++++ Data for the task
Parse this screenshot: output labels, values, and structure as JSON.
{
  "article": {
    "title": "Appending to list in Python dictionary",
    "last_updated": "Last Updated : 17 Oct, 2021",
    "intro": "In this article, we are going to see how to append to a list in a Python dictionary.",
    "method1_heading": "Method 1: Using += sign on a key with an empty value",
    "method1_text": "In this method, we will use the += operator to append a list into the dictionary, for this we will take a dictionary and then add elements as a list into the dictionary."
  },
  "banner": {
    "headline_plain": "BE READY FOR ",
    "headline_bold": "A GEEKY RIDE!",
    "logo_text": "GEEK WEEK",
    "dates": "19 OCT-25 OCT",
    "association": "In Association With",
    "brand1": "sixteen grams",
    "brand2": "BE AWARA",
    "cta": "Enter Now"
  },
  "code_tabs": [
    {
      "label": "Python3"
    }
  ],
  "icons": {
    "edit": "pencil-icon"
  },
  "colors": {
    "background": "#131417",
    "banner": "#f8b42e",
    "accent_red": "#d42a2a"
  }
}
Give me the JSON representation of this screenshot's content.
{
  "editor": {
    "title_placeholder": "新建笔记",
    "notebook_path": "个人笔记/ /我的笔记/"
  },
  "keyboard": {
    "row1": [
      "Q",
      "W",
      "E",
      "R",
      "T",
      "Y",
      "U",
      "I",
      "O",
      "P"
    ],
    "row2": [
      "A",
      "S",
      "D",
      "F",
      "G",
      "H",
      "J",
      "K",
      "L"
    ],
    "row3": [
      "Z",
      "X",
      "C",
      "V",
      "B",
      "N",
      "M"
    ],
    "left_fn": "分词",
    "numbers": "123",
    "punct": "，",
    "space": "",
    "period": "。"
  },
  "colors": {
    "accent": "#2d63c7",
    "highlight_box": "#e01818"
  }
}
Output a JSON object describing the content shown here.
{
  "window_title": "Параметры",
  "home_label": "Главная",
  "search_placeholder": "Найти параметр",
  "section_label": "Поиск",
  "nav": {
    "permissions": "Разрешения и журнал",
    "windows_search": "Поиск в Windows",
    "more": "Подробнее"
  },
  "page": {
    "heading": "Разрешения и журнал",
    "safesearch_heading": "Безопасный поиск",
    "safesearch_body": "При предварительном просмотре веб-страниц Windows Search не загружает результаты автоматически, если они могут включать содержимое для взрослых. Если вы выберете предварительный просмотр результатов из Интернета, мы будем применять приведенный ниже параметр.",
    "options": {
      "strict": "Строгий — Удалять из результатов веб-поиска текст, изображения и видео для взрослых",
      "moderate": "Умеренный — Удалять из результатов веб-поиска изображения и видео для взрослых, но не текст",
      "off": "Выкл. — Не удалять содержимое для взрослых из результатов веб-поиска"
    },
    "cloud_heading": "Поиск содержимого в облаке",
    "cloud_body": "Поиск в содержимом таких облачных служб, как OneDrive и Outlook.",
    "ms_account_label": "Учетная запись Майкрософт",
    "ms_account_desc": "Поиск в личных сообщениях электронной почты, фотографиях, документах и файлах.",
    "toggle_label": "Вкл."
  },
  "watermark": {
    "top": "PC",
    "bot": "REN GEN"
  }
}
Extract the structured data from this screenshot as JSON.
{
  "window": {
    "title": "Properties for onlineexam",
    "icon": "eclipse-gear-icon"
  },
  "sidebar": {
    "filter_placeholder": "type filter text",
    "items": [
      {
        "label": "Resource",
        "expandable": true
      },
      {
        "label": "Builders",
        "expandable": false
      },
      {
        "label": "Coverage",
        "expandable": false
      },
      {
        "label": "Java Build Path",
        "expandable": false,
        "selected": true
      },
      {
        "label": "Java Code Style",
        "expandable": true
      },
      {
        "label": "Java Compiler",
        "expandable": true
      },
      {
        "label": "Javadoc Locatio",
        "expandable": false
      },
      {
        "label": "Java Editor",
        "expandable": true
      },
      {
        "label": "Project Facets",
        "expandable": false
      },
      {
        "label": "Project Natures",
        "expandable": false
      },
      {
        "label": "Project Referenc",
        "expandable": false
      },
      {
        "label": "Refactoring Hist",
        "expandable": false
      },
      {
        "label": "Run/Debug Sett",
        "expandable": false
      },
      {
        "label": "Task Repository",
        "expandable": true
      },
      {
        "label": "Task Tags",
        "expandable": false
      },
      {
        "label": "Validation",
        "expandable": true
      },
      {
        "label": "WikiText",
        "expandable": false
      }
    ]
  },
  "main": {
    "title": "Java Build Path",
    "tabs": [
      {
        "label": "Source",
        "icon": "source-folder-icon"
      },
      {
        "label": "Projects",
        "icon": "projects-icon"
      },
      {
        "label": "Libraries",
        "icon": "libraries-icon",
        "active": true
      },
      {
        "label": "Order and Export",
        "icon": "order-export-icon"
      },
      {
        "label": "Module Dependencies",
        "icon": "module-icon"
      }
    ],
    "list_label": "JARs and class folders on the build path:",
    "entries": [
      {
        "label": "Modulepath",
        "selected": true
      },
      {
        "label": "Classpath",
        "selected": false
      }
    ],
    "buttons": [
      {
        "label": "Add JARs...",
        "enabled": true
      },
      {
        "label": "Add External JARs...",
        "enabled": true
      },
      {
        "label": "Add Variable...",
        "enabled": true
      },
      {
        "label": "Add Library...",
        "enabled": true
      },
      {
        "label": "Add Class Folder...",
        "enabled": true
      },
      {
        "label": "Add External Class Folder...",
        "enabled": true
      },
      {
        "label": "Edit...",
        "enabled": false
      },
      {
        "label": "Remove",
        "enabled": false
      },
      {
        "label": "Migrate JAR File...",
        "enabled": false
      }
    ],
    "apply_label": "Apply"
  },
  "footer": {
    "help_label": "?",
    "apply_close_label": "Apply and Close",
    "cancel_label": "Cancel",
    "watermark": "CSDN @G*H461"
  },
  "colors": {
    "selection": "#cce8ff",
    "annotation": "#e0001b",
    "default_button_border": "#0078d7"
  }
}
++++++++
The records above should be duplicated in full, exactly as given.

**Final result:**
Parse this screenshot: output labels, values, and structure as JSON.
{
  "article": {
    "title": "Appending to list in Python dictionary",
    "last_updated": "Last Updated : 17 Oct, 2021",
    "intro": "In this article, we are going to see how to append to a list in a Python dictionary.",
    "method1_heading": "Method 1: Using += sign on a key with an empty value",
    "method1_text": "In this method, we will use the += operator to append a list into the dictionary, for this we will take a dictionary and then add elements as a list into the dictionary."
  },
  "banner": {
    "headline_plain": "BE READY FOR ",
    "headline_bold": "A GEEKY RIDE!",
    "logo_text": "GEEK WEEK",
    "dates": "19 OCT-25 OCT",
    "association": "In Association With",
    "brand1": "sixteen grams",
    "brand2": "BE AWARA",
    "cta": "Enter Now"
  },
  "code_tabs": [
    {
      "label": "Python3"
    }
  ],
  "icons": {
    "edit": "pencil-icon"
  },
  "colors": {
    "background": "#131417",
    "banner": "#f8b42e",
    "accent_red": "#d42a2a"
  }
}
Give me the JSON representation of this screenshot's content.
{
  "editor": {
    "title_placeholder": "新建笔记",
    "notebook_path": "个人笔记/ /我的笔记/"
  },
  "keyboard": {
    "row1": [
      "Q",
      "W",
      "E",
      "R",
      "T",
      "Y",
      "U",
      "I",
      "O",
      "P"
    ],
    "row2": [
      "A",
      "S",
      "D",
      "F",
      "G",
      "H",
      "J",
      "K",
      "L"
    ],
    "row3": [
      "Z",
      "X",
      "C",
      "V",
      "B",
      "N",
      "M"
    ],
    "left_fn": "分词",
    "numbers": "123",
    "punct": "，",
    "space": "",
    "period": "。"
  },
  "colors": {
    "accent": "#2d63c7",
    "highlight_box": "#e01818"
  }
}
Output a JSON object describing the content shown here.
{
  "window_title": "Параметры",
  "home_label": "Главная",
  "search_placeholder": "Найти параметр",
  "section_label": "Поиск",
  "nav": {
    "permissions": "Разрешения и журнал",
    "windows_search": "Поиск в Windows",
    "more": "Подробнее"
  },
  "page": {
    "heading": "Разрешения и журнал",
    "safesearch_heading": "Безопасный поиск",
    "safesearch_body": "При предварительном просмотре веб-страниц Windows Search не загружает результаты автоматически, если они могут включать содержимое для взрослых. Если вы выберете предварительный просмотр результатов из Интернета, мы будем применять приведенный ниже параметр.",
    "options": {
      "strict": "Строгий — Удалять из результатов веб-поиска текст, изображения и видео для взрослых",
      "moderate": "Умеренный — Удалять из результатов веб-поиска изображения и видео для взрослых, но не текст",
      "off": "Выкл. — Не удалять содержимое для взрослых из результатов веб-поиска"
    },
    "cloud_heading": "Поиск содержимого в облаке",
    "cloud_body": "Поиск в содержимом таких облачных служб, как OneDrive и Outlook.",
    "ms_account_label": "Учетная запись Майкрософт",
    "ms_account_desc": "Поиск в личных сообщениях электронной почты, фотографиях, документах и файлах.",
    "toggle_label": "Вкл."
  },
  "watermark": {
    "top": "PC",
    "bot": "REN GEN"
  }
}
Extract the structured data from this screenshot as JSON.
{
  "window": {
    "title": "Properties for onlineexam",
    "icon": "eclipse-gear-icon"
  },
  "sidebar": {
    "filter_placeholder": "type filter text",
    "items": [
      {
        "label": "Resource",
        "expandable": true
      },
      {
        "label": "Builders",
        "expandable": false
      },
      {
        "label": "Coverage",
        "expandable": false
      },
      {
        "label": "Java Build Path",
        "expandable": false,
        "selected": true
      },
      {
        "label": "Java Code Style",
        "expandable": true
      },
      {
        "label": "Java Compiler",
        "expandable": true
      },
      {
        "label": "Javadoc Locatio",
        "expandable": false
      },
      {
        "label": "Java Editor",
        "expandable": true
      },
      {
        "label": "Project Facets",
        "expandable": false
      },
      {
        "label": "Project Natures",
        "expandable": false
      },
      {
        "label": "Project Referenc",
        "expandable": false
      },
      {
        "label": "Refactoring Hist",
        "expandable": false
      },
      {
        "label": "Run/Debug Sett",
        "expandable": false
      },
      {
        "label": "Task Repository",
        "expandable": true
      },
      {
        "label": "Task Tags",
        "expandable": false
      },
      {
        "label": "Validation",
        "expandable": true
      },
      {
        "label": "WikiText",
        "expandable": false
      }
    ]
  },
  "main": {
    "title": "Java Build Path",
    "tabs": [
      {
        "label": "Source",
        "icon": "source-folder-icon"
      },
      {
        "label": "Projects",
        "icon": "projects-icon"
      },
      {
        "label": "Libraries",
        "icon": "libraries-icon",
        "active": true
      },
      {
        "label": "Order and Export",
        "icon": "order-export-icon"
      },
      {
        "label": "Module Dependencies",
        "icon": "module-icon"
      }
    ],
    "list_label": "JARs and class folders on the build path:",
    "entries": [
      {
        "label": "Modulepath",
        "selected": true
      },
      {
        "label": "Classpath",
        "selected": false
      }
    ],
    "buttons": [
      {
        "label": "Add JARs...",
        "enabled": true
      },
      {
        "label": "Add External JARs...",
        "enabled": true
      },
      {
        "label": "Add Variable...",
        "enabled": true
      },
      {
        "label": "Add Library...",
        "enabled": true
      },
      {
        "label": "Add Class Folder...",
        "enabled": true
      },
      {
        "label": "Add External Class Folder...",
        "enabled": true
      },
      {
        "label": "Edit...",
        "enabled": false
      },
      {
        "label": "Remove",
        "enabled": false
      },
      {
        "label": "Migrate JAR File...",
        "enabled": false
      }
    ],
    "apply_label": "Apply"
  },
  "footer": {
    "help_label": "?",
    "apply_close_label": "Apply and Close",
    "cancel_label": "Cancel",
    "watermark": "CSDN @G*H461"
  },
  "colors": {
    "selection": "#cce8ff",
    "annotation": "#e0001b",
    "default_button_border": "#0078d7"
  }
}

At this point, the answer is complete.